## Directions:
Answer with one number: the count of lines in this material that hold the word "насос".

Data extracted from a collection:
※
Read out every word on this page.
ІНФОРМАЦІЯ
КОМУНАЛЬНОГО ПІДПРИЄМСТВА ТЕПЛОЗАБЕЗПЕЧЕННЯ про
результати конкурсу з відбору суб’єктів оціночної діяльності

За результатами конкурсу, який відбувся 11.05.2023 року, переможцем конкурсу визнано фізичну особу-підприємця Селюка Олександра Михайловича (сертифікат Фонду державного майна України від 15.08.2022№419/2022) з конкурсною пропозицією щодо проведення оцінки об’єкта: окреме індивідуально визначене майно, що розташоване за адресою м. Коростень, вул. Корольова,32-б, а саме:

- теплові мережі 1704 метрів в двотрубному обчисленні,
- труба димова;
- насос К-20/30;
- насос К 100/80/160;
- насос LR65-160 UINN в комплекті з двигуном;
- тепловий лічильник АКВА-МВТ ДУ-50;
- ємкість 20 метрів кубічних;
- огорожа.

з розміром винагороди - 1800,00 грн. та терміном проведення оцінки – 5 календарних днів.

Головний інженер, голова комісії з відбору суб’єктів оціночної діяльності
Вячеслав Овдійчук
※
## Output of the task:
3